◆ Written task ◆
Each line of the material below should be reproduced exactly.
## BEGIN Source records
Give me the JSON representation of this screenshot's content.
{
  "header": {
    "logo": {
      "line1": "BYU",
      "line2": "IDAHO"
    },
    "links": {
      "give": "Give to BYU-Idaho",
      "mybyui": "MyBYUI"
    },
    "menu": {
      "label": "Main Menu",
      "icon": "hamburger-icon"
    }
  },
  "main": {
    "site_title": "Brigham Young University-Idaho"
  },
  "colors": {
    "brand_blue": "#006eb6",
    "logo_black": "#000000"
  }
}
## END Source records
◆ Task output ◆
Give me the JSON representation of this screenshot's content.
{
  "header": {
    "logo": {
      "line1": "BYU",
      "line2": "IDAHO"
    },
    "links": {
      "give": "Give to BYU-Idaho",
      "mybyui": "MyBYUI"
    },
    "menu": {
      "label": "Main Menu",
      "icon": "hamburger-icon"
    }
  },
  "main": {
    "site_title": "Brigham Young University-Idaho"
  },
  "colors": {
    "brand_blue": "#006eb6",
    "logo_black": "#000000"
  }
}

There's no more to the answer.